## Task instructions
Give the material again in full, matching it exactly.
## BEGIN Records for this task
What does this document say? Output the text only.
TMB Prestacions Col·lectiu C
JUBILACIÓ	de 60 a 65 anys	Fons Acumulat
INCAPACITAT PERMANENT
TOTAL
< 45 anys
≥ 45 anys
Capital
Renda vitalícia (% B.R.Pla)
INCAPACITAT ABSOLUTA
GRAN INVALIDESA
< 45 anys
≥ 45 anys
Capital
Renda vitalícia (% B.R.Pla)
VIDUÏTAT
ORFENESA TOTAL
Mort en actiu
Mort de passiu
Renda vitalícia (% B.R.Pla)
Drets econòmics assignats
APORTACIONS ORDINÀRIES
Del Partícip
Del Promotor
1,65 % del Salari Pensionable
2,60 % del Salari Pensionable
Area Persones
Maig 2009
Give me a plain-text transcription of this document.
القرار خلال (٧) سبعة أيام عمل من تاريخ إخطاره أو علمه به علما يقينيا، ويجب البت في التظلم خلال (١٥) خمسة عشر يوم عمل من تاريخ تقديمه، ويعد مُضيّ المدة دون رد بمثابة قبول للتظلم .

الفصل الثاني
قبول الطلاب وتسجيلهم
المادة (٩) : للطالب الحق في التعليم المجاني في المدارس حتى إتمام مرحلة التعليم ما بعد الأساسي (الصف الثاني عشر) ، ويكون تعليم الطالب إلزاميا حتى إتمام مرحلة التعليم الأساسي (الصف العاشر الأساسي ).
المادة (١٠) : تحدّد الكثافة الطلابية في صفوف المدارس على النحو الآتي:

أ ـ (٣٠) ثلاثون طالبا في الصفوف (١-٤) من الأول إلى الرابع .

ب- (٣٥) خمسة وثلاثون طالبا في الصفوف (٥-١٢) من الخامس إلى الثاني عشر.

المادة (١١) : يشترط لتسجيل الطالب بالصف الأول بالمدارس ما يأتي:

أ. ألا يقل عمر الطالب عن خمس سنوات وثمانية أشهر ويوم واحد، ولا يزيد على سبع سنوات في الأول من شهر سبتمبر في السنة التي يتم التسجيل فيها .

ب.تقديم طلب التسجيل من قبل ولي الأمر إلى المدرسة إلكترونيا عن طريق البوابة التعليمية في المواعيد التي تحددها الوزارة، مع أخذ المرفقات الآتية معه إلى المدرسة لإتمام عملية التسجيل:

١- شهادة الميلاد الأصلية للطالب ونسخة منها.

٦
## END Records for this task
## Answer in full
What does this document say? Output the text only.
TMB Prestacions Col·lectiu C
JUBILACIÓ	de 60 a 65 anys	Fons Acumulat
INCAPACITAT PERMANENT
TOTAL
< 45 anys
≥ 45 anys
Capital
Renda vitalícia (% B.R.Pla)
INCAPACITAT ABSOLUTA
GRAN INVALIDESA
< 45 anys
≥ 45 anys
Capital
Renda vitalícia (% B.R.Pla)
VIDUÏTAT
ORFENESA TOTAL
Mort en actiu
Mort de passiu
Renda vitalícia (% B.R.Pla)
Drets econòmics assignats
APORTACIONS ORDINÀRIES
Del Partícip
Del Promotor
1,65 % del Salari Pensionable
2,60 % del Salari Pensionable
Area Persones
Maig 2009
Give me a plain-text transcription of this document.
القرار خلال (٧) سبعة أيام عمل من تاريخ إخطاره أو علمه به علما يقينيا، ويجب البت في التظلم خلال (١٥) خمسة عشر يوم عمل من تاريخ تقديمه، ويعد مُضيّ المدة دون رد بمثابة قبول للتظلم .

الفصل الثاني
قبول الطلاب وتسجيلهم
المادة (٩) : للطالب الحق في التعليم المجاني في المدارس حتى إتمام مرحلة التعليم ما بعد الأساسي (الصف الثاني عشر) ، ويكون تعليم الطالب إلزاميا حتى إتمام مرحلة التعليم الأساسي (الصف العاشر الأساسي ).
المادة (١٠) : تحدّد الكثافة الطلابية في صفوف المدارس على النحو الآتي:

أ ـ (٣٠) ثلاثون طالبا في الصفوف (١-٤) من الأول إلى الرابع .

ب- (٣٥) خمسة وثلاثون طالبا في الصفوف (٥-١٢) من الخامس إلى الثاني عشر.

المادة (١١) : يشترط لتسجيل الطالب بالصف الأول بالمدارس ما يأتي:

أ. ألا يقل عمر الطالب عن خمس سنوات وثمانية أشهر ويوم واحد، ولا يزيد على سبع سنوات في الأول من شهر سبتمبر في السنة التي يتم التسجيل فيها .

ب.تقديم طلب التسجيل من قبل ولي الأمر إلى المدرسة إلكترونيا عن طريق البوابة التعليمية في المواعيد التي تحددها الوزارة، مع أخذ المرفقات الآتية معه إلى المدرسة لإتمام عملية التسجيل:

١- شهادة الميلاد الأصلية للطالب ونسخة منها.

٦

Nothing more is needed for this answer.